The problem → The data must be written out once more, precisely as given.

[A block of data]
************

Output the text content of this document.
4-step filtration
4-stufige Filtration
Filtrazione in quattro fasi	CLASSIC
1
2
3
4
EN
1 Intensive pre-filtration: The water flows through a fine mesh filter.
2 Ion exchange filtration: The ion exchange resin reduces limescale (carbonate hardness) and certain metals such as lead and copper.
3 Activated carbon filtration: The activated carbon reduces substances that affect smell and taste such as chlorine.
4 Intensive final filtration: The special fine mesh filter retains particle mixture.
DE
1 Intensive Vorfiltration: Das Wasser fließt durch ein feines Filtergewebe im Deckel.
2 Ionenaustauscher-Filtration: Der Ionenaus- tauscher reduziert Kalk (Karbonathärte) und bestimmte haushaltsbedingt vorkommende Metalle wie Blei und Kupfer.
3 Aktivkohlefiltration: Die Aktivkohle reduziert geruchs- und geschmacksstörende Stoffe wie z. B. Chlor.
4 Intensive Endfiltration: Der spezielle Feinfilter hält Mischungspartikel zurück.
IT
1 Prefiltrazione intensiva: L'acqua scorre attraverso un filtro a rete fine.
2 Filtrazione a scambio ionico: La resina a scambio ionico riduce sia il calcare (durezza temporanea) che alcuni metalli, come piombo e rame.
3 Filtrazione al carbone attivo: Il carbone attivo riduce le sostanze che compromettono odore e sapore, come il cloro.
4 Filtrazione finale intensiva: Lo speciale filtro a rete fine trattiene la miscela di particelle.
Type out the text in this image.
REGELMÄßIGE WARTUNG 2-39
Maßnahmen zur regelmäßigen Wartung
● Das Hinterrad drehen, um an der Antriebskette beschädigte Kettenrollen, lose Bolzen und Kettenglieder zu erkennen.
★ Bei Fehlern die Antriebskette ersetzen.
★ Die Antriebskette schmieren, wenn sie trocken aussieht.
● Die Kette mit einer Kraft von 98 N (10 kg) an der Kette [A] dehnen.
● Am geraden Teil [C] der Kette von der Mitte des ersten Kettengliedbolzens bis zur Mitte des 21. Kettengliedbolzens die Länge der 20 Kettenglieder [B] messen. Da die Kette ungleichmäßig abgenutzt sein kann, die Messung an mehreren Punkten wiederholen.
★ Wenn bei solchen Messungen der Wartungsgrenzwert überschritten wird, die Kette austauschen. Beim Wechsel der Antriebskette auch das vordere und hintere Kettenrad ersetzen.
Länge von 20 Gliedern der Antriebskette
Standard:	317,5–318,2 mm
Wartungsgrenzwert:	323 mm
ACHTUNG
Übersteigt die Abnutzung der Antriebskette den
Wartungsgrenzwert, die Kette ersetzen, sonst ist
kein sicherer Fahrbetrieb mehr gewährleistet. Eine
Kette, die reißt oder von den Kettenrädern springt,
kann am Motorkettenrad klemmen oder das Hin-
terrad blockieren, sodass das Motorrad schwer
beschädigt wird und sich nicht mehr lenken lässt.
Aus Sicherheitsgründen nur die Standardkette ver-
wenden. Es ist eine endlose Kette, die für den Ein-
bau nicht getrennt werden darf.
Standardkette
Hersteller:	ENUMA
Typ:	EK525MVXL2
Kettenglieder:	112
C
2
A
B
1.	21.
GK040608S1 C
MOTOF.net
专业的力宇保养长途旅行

************

The solution →
Output the text content of this document.
4-step filtration
4-stufige Filtration
Filtrazione in quattro fasi	CLASSIC
1
2
3
4
EN
1 Intensive pre-filtration: The water flows through a fine mesh filter.
2 Ion exchange filtration: The ion exchange resin reduces limescale (carbonate hardness) and certain metals such as lead and copper.
3 Activated carbon filtration: The activated carbon reduces substances that affect smell and taste such as chlorine.
4 Intensive final filtration: The special fine mesh filter retains particle mixture.
DE
1 Intensive Vorfiltration: Das Wasser fließt durch ein feines Filtergewebe im Deckel.
2 Ionenaustauscher-Filtration: Der Ionenaus- tauscher reduziert Kalk (Karbonathärte) und bestimmte haushaltsbedingt vorkommende Metalle wie Blei und Kupfer.
3 Aktivkohlefiltration: Die Aktivkohle reduziert geruchs- und geschmacksstörende Stoffe wie z. B. Chlor.
4 Intensive Endfiltration: Der spezielle Feinfilter hält Mischungspartikel zurück.
IT
1 Prefiltrazione intensiva: L'acqua scorre attraverso un filtro a rete fine.
2 Filtrazione a scambio ionico: La resina a scambio ionico riduce sia il calcare (durezza temporanea) che alcuni metalli, come piombo e rame.
3 Filtrazione al carbone attivo: Il carbone attivo riduce le sostanze che compromettono odore e sapore, come il cloro.
4 Filtrazione finale intensiva: Lo speciale filtro a rete fine trattiene la miscela di particelle.
Type out the text in this image.
REGELMÄßIGE WARTUNG 2-39
Maßnahmen zur regelmäßigen Wartung
● Das Hinterrad drehen, um an der Antriebskette beschädigte Kettenrollen, lose Bolzen und Kettenglieder zu erkennen.
★ Bei Fehlern die Antriebskette ersetzen.
★ Die Antriebskette schmieren, wenn sie trocken aussieht.
● Die Kette mit einer Kraft von 98 N (10 kg) an der Kette [A] dehnen.
● Am geraden Teil [C] der Kette von der Mitte des ersten Kettengliedbolzens bis zur Mitte des 21. Kettengliedbolzens die Länge der 20 Kettenglieder [B] messen. Da die Kette ungleichmäßig abgenutzt sein kann, die Messung an mehreren Punkten wiederholen.
★ Wenn bei solchen Messungen der Wartungsgrenzwert überschritten wird, die Kette austauschen. Beim Wechsel der Antriebskette auch das vordere und hintere Kettenrad ersetzen.
Länge von 20 Gliedern der Antriebskette
Standard:	317,5–318,2 mm
Wartungsgrenzwert:	323 mm
ACHTUNG
Übersteigt die Abnutzung der Antriebskette den
Wartungsgrenzwert, die Kette ersetzen, sonst ist
kein sicherer Fahrbetrieb mehr gewährleistet. Eine
Kette, die reißt oder von den Kettenrädern springt,
kann am Motorkettenrad klemmen oder das Hin-
terrad blockieren, sodass das Motorrad schwer
beschädigt wird und sich nicht mehr lenken lässt.
Aus Sicherheitsgründen nur die Standardkette ver-
wenden. Es ist eine endlose Kette, die für den Ein-
bau nicht getrennt werden darf.
Standardkette
Hersteller:	ENUMA
Typ:	EK525MVXL2
Kettenglieder:	112
C
2
A
B
1.	21.
GK040608S1 C
MOTOF.net
专业的力宇保养长途旅行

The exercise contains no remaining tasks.